• Exercise task
The exercise asks you to copy every line below in which "zeigen" appears.

• Raw data
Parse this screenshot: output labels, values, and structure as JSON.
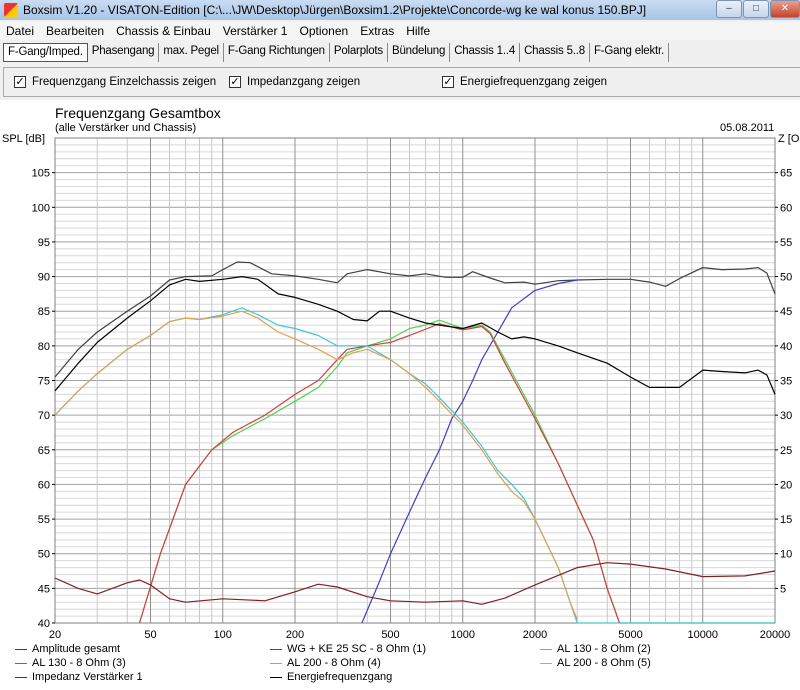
{
  "window": {
    "title": "Boxsim V1.20 - VISATON-Edition [C:\\...\\JW\\Desktop\\Jürgen\\Boxsim1.2\\Projekte\\Concorde-wg ke wal konus 150.BPJ]",
    "min": "–",
    "max": "□",
    "close": "✕"
  },
  "menu": [
    "Datei",
    "Bearbeiten",
    "Chassis & Einbau",
    "Verstärker 1",
    "Optionen",
    "Extras",
    "Hilfe"
  ],
  "tabs": [
    "F-Gang/Imped.",
    "Phasengang",
    "max. Pegel",
    "F-Gang Richtungen",
    "Polarplots",
    "Bündelung",
    "Chassis 1..4",
    "Chassis 5..8",
    "F-Gang elektr."
  ],
  "active_tab": 0,
  "options": [
    {
      "label": "Frequenzgang Einzelchassis zeigen",
      "checked": true
    },
    {
      "label": "Impedanzgang zeigen",
      "checked": true
    },
    {
      "label": "Energiefrequenzgang zeigen",
      "checked": true
    }
  ],
  "chart_data": {
    "type": "line",
    "title": "Frequenzgang Gesamtbox",
    "subtitle": "(alle Verstärker und Chassis)",
    "date": "05.08.2011",
    "ylabel": "SPL [dB]",
    "y2label": "Z [Ohm]",
    "xscale": "log",
    "xlim": [
      20,
      20000
    ],
    "ylim": [
      40,
      110
    ],
    "y2lim": [
      0,
      70
    ],
    "grid": true,
    "legend_position": "bottom",
    "xticks": [
      20,
      50,
      100,
      200,
      500,
      1000,
      2000,
      5000,
      10000,
      20000
    ],
    "yticks": [
      40,
      45,
      50,
      55,
      60,
      65,
      70,
      75,
      80,
      85,
      90,
      95,
      100,
      105
    ],
    "y2ticks": [
      5,
      10,
      15,
      20,
      25,
      30,
      35,
      40,
      45,
      50,
      55,
      60,
      65
    ],
    "series": [
      {
        "name": "Amplitude gesamt",
        "color": "#404040",
        "axis": "left",
        "points": [
          [
            20,
            75.5
          ],
          [
            25,
            79.5
          ],
          [
            30,
            82
          ],
          [
            40,
            85
          ],
          [
            50,
            87.2
          ],
          [
            60,
            89.5
          ],
          [
            70,
            90
          ],
          [
            90,
            90.1
          ],
          [
            100,
            91
          ],
          [
            115,
            92.1
          ],
          [
            130,
            92
          ],
          [
            160,
            90.4
          ],
          [
            200,
            90.1
          ],
          [
            250,
            89.6
          ],
          [
            300,
            89.1
          ],
          [
            330,
            90.4
          ],
          [
            400,
            91
          ],
          [
            500,
            90.4
          ],
          [
            600,
            90.1
          ],
          [
            700,
            90.4
          ],
          [
            850,
            89.9
          ],
          [
            1000,
            89.9
          ],
          [
            1100,
            90.7
          ],
          [
            1300,
            89.8
          ],
          [
            1500,
            89.1
          ],
          [
            1800,
            89.2
          ],
          [
            2000,
            88.9
          ],
          [
            2500,
            89.4
          ],
          [
            3000,
            89.5
          ],
          [
            4000,
            89.6
          ],
          [
            5000,
            89.6
          ],
          [
            6000,
            89.2
          ],
          [
            7000,
            88.6
          ],
          [
            8000,
            89.7
          ],
          [
            10000,
            91.3
          ],
          [
            12000,
            91
          ],
          [
            15000,
            91.1
          ],
          [
            17000,
            91.3
          ],
          [
            18500,
            90.5
          ],
          [
            20000,
            87.5
          ]
        ]
      },
      {
        "name": "WG + KE 25 SC - 8 Ohm (1)",
        "color": "#4040c0",
        "axis": "left",
        "points": [
          [
            380,
            40
          ],
          [
            450,
            46
          ],
          [
            500,
            50
          ],
          [
            600,
            56
          ],
          [
            700,
            61
          ],
          [
            800,
            65
          ],
          [
            900,
            69.5
          ],
          [
            1000,
            72
          ],
          [
            1100,
            75
          ],
          [
            1200,
            78
          ],
          [
            1400,
            82
          ],
          [
            1600,
            85.5
          ],
          [
            2000,
            88
          ],
          [
            2500,
            89
          ],
          [
            3000,
            89.5
          ]
        ]
      },
      {
        "name": "AL 130 - 8 Ohm (2)",
        "color": "#50d050",
        "axis": "left",
        "points": [
          [
            45,
            40
          ],
          [
            55,
            50
          ],
          [
            70,
            60
          ],
          [
            90,
            65
          ],
          [
            110,
            67
          ],
          [
            150,
            69.5
          ],
          [
            200,
            72
          ],
          [
            250,
            74
          ],
          [
            300,
            77
          ],
          [
            330,
            79
          ],
          [
            400,
            80
          ],
          [
            500,
            81
          ],
          [
            600,
            82.5
          ],
          [
            700,
            83
          ],
          [
            800,
            83.7
          ],
          [
            1000,
            82.5
          ],
          [
            1200,
            83
          ],
          [
            1300,
            82
          ],
          [
            1500,
            78
          ],
          [
            2000,
            70
          ],
          [
            2500,
            63
          ],
          [
            3000,
            57
          ],
          [
            3500,
            52
          ],
          [
            4000,
            45
          ],
          [
            4500,
            40
          ],
          [
            20000,
            40
          ]
        ]
      },
      {
        "name": "AL 130 - 8 Ohm (3)",
        "color": "#d04040",
        "axis": "left",
        "points": [
          [
            45,
            40
          ],
          [
            55,
            50
          ],
          [
            70,
            60
          ],
          [
            90,
            65
          ],
          [
            110,
            67.5
          ],
          [
            150,
            70
          ],
          [
            200,
            73
          ],
          [
            250,
            75
          ],
          [
            300,
            78
          ],
          [
            330,
            79.5
          ],
          [
            400,
            80
          ],
          [
            500,
            80.5
          ],
          [
            600,
            81.5
          ],
          [
            800,
            83.2
          ],
          [
            1000,
            82.3
          ],
          [
            1200,
            82.8
          ],
          [
            1300,
            81.8
          ],
          [
            1500,
            77.5
          ],
          [
            2000,
            69.5
          ],
          [
            2500,
            63
          ],
          [
            3000,
            57
          ],
          [
            3500,
            52
          ],
          [
            4000,
            45
          ],
          [
            4500,
            40
          ]
        ]
      },
      {
        "name": "AL 200 - 8 Ohm (4)",
        "color": "#40c8d8",
        "axis": "left",
        "points": [
          [
            20,
            70
          ],
          [
            25,
            73.5
          ],
          [
            30,
            76
          ],
          [
            40,
            79.5
          ],
          [
            50,
            81.5
          ],
          [
            60,
            83.5
          ],
          [
            70,
            84
          ],
          [
            80,
            83.8
          ],
          [
            100,
            84.5
          ],
          [
            120,
            85.5
          ],
          [
            140,
            84.5
          ],
          [
            170,
            83
          ],
          [
            200,
            82.5
          ],
          [
            250,
            81.5
          ],
          [
            300,
            80
          ],
          [
            350,
            80
          ],
          [
            400,
            80
          ],
          [
            500,
            78
          ],
          [
            600,
            76
          ],
          [
            700,
            74.5
          ],
          [
            800,
            72.5
          ],
          [
            1000,
            69
          ],
          [
            1200,
            65.5
          ],
          [
            1400,
            62
          ],
          [
            1600,
            60
          ],
          [
            1800,
            58
          ],
          [
            2000,
            55
          ],
          [
            2500,
            48
          ],
          [
            2800,
            43
          ],
          [
            3000,
            40
          ],
          [
            20000,
            40
          ]
        ]
      },
      {
        "name": "AL 200 - 8 Ohm (5)",
        "color": "#e0a050",
        "axis": "left",
        "points": [
          [
            20,
            70
          ],
          [
            25,
            73.5
          ],
          [
            30,
            76
          ],
          [
            40,
            79.5
          ],
          [
            50,
            81.5
          ],
          [
            60,
            83.5
          ],
          [
            70,
            84
          ],
          [
            80,
            83.8
          ],
          [
            100,
            84.3
          ],
          [
            120,
            85
          ],
          [
            140,
            84
          ],
          [
            170,
            82
          ],
          [
            200,
            81
          ],
          [
            250,
            79.5
          ],
          [
            300,
            78
          ],
          [
            350,
            79
          ],
          [
            400,
            79.5
          ],
          [
            500,
            78
          ],
          [
            600,
            76
          ],
          [
            700,
            74
          ],
          [
            800,
            72
          ],
          [
            1000,
            68.5
          ],
          [
            1200,
            65
          ],
          [
            1400,
            61.5
          ],
          [
            1600,
            59
          ],
          [
            1800,
            57.5
          ],
          [
            2000,
            55
          ],
          [
            2500,
            48
          ],
          [
            2800,
            43
          ],
          [
            3000,
            40.5
          ]
        ]
      },
      {
        "name": "Impedanz Verstärker 1",
        "color": "#802020",
        "axis": "right",
        "points": [
          [
            20,
            6.5
          ],
          [
            25,
            5
          ],
          [
            30,
            4.2
          ],
          [
            40,
            5.8
          ],
          [
            45,
            6.2
          ],
          [
            50,
            5.5
          ],
          [
            60,
            3.5
          ],
          [
            70,
            3
          ],
          [
            100,
            3.5
          ],
          [
            150,
            3.2
          ],
          [
            200,
            4.5
          ],
          [
            250,
            5.6
          ],
          [
            300,
            5.2
          ],
          [
            400,
            3.8
          ],
          [
            500,
            3.2
          ],
          [
            700,
            3
          ],
          [
            1000,
            3.2
          ],
          [
            1200,
            2.7
          ],
          [
            1500,
            3.6
          ],
          [
            2000,
            5.5
          ],
          [
            3000,
            8
          ],
          [
            4000,
            8.7
          ],
          [
            5000,
            8.5
          ],
          [
            7000,
            7.8
          ],
          [
            10000,
            6.7
          ],
          [
            15000,
            6.8
          ],
          [
            20000,
            7.5
          ]
        ]
      },
      {
        "name": "Energiefrequenzgang",
        "color": "#000000",
        "axis": "left",
        "points": [
          [
            20,
            73.5
          ],
          [
            25,
            77.5
          ],
          [
            30,
            80.5
          ],
          [
            40,
            84
          ],
          [
            50,
            86.5
          ],
          [
            60,
            88.8
          ],
          [
            70,
            89.6
          ],
          [
            80,
            89.3
          ],
          [
            100,
            89.6
          ],
          [
            120,
            90
          ],
          [
            140,
            89.6
          ],
          [
            170,
            87.5
          ],
          [
            200,
            87
          ],
          [
            250,
            86
          ],
          [
            300,
            85
          ],
          [
            350,
            83.8
          ],
          [
            400,
            83.6
          ],
          [
            450,
            85
          ],
          [
            500,
            85
          ],
          [
            600,
            84
          ],
          [
            700,
            83.3
          ],
          [
            800,
            83
          ],
          [
            1000,
            82.5
          ],
          [
            1200,
            83.3
          ],
          [
            1400,
            82
          ],
          [
            1600,
            81
          ],
          [
            1800,
            81.3
          ],
          [
            2000,
            81
          ],
          [
            2500,
            80
          ],
          [
            3000,
            79
          ],
          [
            4000,
            77.5
          ],
          [
            5000,
            75.5
          ],
          [
            6000,
            74
          ],
          [
            8000,
            74
          ],
          [
            10000,
            76.5
          ],
          [
            12000,
            76.3
          ],
          [
            15000,
            76.1
          ],
          [
            17000,
            76.5
          ],
          [
            18500,
            75.8
          ],
          [
            20000,
            73
          ]
        ]
      }
    ]
  }
}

• Result of the exercise
      "label": "Frequenzgang Einzelchassis zeigen",
      "label": "Impedanzgang zeigen",
      "label": "Energiefrequenzgang zeigen",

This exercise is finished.